## MATERIAL FOR THIS TASK
--*--

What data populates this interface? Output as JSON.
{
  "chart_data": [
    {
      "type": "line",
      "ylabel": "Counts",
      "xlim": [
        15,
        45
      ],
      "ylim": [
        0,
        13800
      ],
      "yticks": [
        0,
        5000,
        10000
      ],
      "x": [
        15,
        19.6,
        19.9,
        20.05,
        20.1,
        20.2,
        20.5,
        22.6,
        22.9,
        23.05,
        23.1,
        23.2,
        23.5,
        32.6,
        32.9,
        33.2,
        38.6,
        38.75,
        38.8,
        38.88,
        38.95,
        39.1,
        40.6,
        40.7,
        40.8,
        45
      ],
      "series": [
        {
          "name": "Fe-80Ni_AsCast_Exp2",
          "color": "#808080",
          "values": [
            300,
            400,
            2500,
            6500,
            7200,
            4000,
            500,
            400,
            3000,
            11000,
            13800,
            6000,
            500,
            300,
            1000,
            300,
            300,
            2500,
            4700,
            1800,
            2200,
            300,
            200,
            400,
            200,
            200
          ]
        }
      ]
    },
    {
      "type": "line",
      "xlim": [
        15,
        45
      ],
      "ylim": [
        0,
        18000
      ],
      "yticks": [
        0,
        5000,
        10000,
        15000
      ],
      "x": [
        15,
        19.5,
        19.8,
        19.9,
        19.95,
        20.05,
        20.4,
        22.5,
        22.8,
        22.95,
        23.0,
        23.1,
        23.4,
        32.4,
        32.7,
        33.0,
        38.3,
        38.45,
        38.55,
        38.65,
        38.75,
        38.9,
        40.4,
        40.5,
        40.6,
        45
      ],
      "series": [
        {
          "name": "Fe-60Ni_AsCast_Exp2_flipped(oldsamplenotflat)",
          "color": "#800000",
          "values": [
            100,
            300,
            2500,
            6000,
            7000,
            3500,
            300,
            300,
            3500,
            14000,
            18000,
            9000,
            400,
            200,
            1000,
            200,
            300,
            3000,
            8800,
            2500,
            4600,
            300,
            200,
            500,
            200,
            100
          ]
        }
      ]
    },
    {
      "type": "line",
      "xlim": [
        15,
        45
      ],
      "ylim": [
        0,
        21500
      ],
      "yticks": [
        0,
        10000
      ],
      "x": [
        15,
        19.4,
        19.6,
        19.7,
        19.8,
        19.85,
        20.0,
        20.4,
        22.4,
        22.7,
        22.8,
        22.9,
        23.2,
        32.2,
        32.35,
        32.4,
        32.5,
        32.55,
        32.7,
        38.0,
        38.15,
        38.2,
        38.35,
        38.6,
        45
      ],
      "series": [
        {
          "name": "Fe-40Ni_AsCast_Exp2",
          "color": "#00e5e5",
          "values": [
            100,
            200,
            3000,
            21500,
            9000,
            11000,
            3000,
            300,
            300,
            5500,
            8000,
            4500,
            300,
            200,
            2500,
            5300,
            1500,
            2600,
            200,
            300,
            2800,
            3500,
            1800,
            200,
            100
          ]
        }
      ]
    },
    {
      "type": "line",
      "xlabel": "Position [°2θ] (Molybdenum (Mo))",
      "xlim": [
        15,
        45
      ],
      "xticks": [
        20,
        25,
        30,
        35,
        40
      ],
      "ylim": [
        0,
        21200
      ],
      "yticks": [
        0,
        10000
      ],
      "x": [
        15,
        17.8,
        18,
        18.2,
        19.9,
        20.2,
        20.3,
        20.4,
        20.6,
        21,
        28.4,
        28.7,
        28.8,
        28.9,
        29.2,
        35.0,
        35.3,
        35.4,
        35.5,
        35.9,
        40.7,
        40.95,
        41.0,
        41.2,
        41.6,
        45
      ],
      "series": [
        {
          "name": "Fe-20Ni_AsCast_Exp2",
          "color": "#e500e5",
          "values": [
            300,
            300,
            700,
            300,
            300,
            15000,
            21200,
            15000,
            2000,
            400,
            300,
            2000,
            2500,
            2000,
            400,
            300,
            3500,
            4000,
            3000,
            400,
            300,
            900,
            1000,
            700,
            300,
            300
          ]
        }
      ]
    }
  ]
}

--*--

Type out the whole listing above again, exactly as it stands.

What data populates this interface? Output as JSON.
{
  "chart_data": [
    {
      "type": "line",
      "ylabel": "Counts",
      "xlim": [
        15,
        45
      ],
      "ylim": [
        0,
        13800
      ],
      "yticks": [
        0,
        5000,
        10000
      ],
      "x": [
        15,
        19.6,
        19.9,
        20.05,
        20.1,
        20.2,
        20.5,
        22.6,
        22.9,
        23.05,
        23.1,
        23.2,
        23.5,
        32.6,
        32.9,
        33.2,
        38.6,
        38.75,
        38.8,
        38.88,
        38.95,
        39.1,
        40.6,
        40.7,
        40.8,
        45
      ],
      "series": [
        {
          "name": "Fe-80Ni_AsCast_Exp2",
          "color": "#808080",
          "values": [
            300,
            400,
            2500,
            6500,
            7200,
            4000,
            500,
            400,
            3000,
            11000,
            13800,
            6000,
            500,
            300,
            1000,
            300,
            300,
            2500,
            4700,
            1800,
            2200,
            300,
            200,
            400,
            200,
            200
          ]
        }
      ]
    },
    {
      "type": "line",
      "xlim": [
        15,
        45
      ],
      "ylim": [
        0,
        18000
      ],
      "yticks": [
        0,
        5000,
        10000,
        15000
      ],
      "x": [
        15,
        19.5,
        19.8,
        19.9,
        19.95,
        20.05,
        20.4,
        22.5,
        22.8,
        22.95,
        23.0,
        23.1,
        23.4,
        32.4,
        32.7,
        33.0,
        38.3,
        38.45,
        38.55,
        38.65,
        38.75,
        38.9,
        40.4,
        40.5,
        40.6,
        45
      ],
      "series": [
        {
          "name": "Fe-60Ni_AsCast_Exp2_flipped(oldsamplenotflat)",
          "color": "#800000",
          "values": [
            100,
            300,
            2500,
            6000,
            7000,
            3500,
            300,
            300,
            3500,
            14000,
            18000,
            9000,
            400,
            200,
            1000,
            200,
            300,
            3000,
            8800,
            2500,
            4600,
            300,
            200,
            500,
            200,
            100
          ]
        }
      ]
    },
    {
      "type": "line",
      "xlim": [
        15,
        45
      ],
      "ylim": [
        0,
        21500
      ],
      "yticks": [
        0,
        10000
      ],
      "x": [
        15,
        19.4,
        19.6,
        19.7,
        19.8,
        19.85,
        20.0,
        20.4,
        22.4,
        22.7,
        22.8,
        22.9,
        23.2,
        32.2,
        32.35,
        32.4,
        32.5,
        32.55,
        32.7,
        38.0,
        38.15,
        38.2,
        38.35,
        38.6,
        45
      ],
      "series": [
        {
          "name": "Fe-40Ni_AsCast_Exp2",
          "color": "#00e5e5",
          "values": [
            100,
            200,
            3000,
            21500,
            9000,
            11000,
            3000,
            300,
            300,
            5500,
            8000,
            4500,
            300,
            200,
            2500,
            5300,
            1500,
            2600,
            200,
            300,
            2800,
            3500,
            1800,
            200,
            100
          ]
        }
      ]
    },
    {
      "type": "line",
      "xlabel": "Position [°2θ] (Molybdenum (Mo))",
      "xlim": [
        15,
        45
      ],
      "xticks": [
        20,
        25,
        30,
        35,
        40
      ],
      "ylim": [
        0,
        21200
      ],
      "yticks": [
        0,
        10000
      ],
      "x": [
        15,
        17.8,
        18,
        18.2,
        19.9,
        20.2,
        20.3,
        20.4,
        20.6,
        21,
        28.4,
        28.7,
        28.8,
        28.9,
        29.2,
        35.0,
        35.3,
        35.4,
        35.5,
        35.9,
        40.7,
        40.95,
        41.0,
        41.2,
        41.6,
        45
      ],
      "series": [
        {
          "name": "Fe-20Ni_AsCast_Exp2",
          "color": "#e500e5",
          "values": [
            300,
            300,
            700,
            300,
            300,
            15000,
            21200,
            15000,
            2000,
            400,
            300,
            2000,
            2500,
            2000,
            400,
            300,
            3500,
            4000,
            3000,
            400,
            300,
            900,
            1000,
            700,
            300,
            300
          ]
        }
      ]
    }
  ]
}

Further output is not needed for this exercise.